=== EXERCISE REQUIREMENTS ===
Set out each line from the following listing that includes the word "name".

[Rows from a figure dataset]
————

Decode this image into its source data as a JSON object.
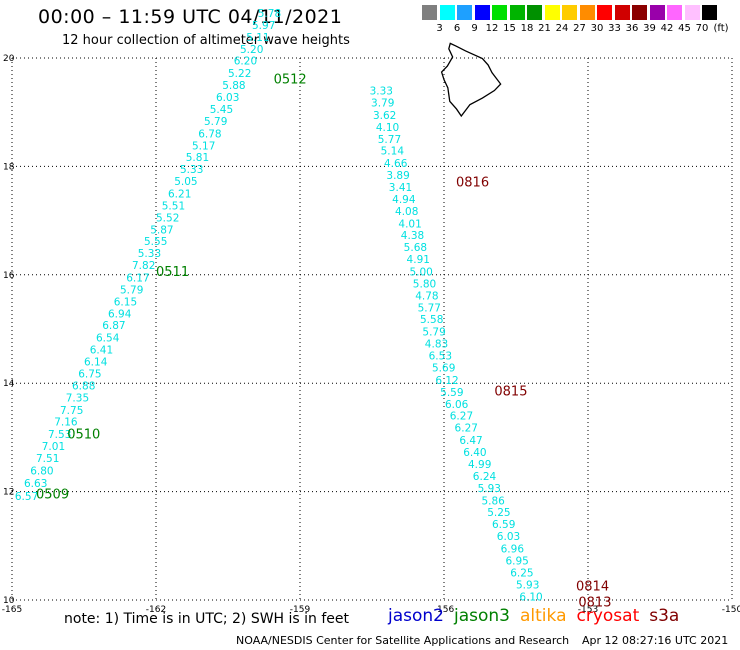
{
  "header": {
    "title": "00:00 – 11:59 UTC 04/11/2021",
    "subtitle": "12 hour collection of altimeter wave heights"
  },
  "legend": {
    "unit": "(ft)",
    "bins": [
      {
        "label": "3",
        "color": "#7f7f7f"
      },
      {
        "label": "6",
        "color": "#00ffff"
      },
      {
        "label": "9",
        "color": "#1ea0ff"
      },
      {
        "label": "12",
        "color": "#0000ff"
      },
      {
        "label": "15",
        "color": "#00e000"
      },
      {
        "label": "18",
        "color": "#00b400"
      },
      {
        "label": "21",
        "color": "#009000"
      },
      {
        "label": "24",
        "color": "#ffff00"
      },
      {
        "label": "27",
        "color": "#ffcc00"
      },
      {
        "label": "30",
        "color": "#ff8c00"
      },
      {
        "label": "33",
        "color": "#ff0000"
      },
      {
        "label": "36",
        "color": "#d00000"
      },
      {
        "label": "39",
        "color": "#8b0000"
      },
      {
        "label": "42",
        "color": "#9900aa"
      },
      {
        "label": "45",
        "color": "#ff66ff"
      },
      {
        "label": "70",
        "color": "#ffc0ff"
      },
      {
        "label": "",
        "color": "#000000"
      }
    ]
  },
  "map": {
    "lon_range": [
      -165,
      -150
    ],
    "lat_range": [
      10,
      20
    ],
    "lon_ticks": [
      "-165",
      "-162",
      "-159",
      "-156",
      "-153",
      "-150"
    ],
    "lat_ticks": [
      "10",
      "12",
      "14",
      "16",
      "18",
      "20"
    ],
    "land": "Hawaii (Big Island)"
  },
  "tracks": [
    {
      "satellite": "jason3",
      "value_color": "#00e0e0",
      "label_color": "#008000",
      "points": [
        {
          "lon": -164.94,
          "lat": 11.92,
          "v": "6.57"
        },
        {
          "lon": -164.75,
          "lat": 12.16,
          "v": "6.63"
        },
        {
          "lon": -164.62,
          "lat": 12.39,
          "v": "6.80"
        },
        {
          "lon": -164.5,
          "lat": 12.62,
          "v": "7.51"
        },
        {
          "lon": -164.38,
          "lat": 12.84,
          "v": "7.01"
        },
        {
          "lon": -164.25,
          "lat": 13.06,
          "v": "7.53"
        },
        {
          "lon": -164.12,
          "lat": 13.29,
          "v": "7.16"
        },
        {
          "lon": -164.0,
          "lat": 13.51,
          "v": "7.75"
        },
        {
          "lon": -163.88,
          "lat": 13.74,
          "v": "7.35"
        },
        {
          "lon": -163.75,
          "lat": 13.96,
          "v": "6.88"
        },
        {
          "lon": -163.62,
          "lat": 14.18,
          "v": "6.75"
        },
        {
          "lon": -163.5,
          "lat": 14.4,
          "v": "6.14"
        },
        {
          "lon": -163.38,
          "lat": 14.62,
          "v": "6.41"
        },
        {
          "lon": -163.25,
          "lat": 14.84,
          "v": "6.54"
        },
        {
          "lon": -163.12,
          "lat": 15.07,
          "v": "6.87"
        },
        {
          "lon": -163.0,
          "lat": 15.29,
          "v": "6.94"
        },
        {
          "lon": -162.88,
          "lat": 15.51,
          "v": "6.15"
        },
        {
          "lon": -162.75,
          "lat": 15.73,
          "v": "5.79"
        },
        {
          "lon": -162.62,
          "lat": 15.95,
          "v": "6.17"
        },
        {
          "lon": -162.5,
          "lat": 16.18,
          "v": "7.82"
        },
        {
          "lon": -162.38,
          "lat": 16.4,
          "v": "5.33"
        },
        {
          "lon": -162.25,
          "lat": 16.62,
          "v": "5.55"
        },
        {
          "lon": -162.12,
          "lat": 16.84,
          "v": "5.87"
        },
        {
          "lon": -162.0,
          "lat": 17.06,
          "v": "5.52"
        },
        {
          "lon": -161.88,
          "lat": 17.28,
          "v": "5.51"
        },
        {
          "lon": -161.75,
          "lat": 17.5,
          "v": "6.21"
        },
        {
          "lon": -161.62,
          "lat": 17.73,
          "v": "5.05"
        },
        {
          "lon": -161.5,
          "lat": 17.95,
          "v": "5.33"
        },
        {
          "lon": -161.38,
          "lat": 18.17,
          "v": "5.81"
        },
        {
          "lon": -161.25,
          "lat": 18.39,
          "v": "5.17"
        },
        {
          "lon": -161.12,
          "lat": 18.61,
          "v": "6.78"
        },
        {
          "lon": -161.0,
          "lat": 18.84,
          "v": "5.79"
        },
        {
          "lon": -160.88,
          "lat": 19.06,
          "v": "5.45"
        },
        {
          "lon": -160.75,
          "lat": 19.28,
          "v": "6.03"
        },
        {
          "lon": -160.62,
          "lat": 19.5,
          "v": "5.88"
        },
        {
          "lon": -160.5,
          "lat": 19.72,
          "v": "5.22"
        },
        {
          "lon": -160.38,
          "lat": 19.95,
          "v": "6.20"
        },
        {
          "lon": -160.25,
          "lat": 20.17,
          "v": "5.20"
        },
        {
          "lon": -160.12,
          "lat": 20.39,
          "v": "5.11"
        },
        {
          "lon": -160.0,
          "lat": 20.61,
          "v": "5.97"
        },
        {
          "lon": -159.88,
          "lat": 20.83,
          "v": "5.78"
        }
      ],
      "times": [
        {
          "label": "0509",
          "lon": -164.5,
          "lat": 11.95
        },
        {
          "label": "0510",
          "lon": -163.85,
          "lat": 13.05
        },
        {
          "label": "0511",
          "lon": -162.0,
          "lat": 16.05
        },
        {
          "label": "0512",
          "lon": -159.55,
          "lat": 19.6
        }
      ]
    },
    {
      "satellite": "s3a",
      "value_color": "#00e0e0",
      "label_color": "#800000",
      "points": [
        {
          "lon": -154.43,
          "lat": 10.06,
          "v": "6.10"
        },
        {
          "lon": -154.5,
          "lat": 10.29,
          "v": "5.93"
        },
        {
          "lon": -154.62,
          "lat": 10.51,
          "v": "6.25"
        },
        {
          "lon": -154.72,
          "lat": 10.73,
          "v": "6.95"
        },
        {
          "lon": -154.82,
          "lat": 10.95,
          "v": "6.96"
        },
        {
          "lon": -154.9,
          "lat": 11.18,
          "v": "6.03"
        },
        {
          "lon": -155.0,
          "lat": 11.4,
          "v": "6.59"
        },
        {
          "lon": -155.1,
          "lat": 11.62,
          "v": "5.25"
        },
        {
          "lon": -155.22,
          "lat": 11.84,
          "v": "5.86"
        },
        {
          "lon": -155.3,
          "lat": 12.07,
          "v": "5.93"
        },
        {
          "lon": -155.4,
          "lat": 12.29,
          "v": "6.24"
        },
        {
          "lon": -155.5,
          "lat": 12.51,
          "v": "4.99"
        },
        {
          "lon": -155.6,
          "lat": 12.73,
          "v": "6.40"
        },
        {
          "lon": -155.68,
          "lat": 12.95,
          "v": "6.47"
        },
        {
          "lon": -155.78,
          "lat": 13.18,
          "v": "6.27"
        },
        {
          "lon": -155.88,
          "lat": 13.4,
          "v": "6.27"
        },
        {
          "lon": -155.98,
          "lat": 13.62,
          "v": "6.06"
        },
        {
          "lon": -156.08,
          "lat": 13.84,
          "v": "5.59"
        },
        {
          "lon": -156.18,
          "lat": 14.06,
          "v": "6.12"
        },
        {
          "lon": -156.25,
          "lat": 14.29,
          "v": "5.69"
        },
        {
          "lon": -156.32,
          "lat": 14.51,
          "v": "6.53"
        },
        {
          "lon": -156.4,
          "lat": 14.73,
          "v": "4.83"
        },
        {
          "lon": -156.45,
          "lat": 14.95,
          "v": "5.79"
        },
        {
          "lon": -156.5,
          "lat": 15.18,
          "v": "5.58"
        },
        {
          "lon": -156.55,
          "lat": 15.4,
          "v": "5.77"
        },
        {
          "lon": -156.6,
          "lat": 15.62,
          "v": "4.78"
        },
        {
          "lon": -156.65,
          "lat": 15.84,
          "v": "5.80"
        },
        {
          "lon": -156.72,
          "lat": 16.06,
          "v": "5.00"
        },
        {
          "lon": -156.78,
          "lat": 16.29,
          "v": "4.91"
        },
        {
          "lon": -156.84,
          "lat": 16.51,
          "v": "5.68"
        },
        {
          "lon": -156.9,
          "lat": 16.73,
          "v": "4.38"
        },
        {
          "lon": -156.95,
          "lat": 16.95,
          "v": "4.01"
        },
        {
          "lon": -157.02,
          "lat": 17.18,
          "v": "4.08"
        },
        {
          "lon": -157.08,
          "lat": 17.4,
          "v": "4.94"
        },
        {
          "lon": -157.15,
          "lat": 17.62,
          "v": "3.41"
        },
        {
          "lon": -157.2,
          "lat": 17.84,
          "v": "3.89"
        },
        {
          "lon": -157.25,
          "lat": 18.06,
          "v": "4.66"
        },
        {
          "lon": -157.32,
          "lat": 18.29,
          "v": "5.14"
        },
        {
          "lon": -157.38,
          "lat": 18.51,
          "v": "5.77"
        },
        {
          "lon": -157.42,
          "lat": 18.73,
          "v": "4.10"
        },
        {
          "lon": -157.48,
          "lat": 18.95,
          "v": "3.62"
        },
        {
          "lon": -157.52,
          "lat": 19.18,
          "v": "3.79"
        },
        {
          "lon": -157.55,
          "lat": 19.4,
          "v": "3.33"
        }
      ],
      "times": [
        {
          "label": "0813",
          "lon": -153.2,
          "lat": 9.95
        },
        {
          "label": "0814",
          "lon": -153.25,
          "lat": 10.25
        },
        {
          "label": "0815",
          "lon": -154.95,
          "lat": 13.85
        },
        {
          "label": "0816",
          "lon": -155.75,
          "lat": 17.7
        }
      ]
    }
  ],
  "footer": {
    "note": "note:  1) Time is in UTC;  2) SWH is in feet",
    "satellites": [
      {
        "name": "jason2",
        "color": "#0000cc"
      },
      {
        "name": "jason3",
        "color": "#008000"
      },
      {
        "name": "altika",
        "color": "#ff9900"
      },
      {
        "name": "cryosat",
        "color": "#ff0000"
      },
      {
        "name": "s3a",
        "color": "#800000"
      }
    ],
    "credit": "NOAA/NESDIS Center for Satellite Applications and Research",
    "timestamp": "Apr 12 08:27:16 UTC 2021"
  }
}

————

=== WRITTEN SOLUTION ===
        "name": "jason2",
        "name": "jason3",
        "name": "altika",
        "name": "cryosat",
        "name": "s3a",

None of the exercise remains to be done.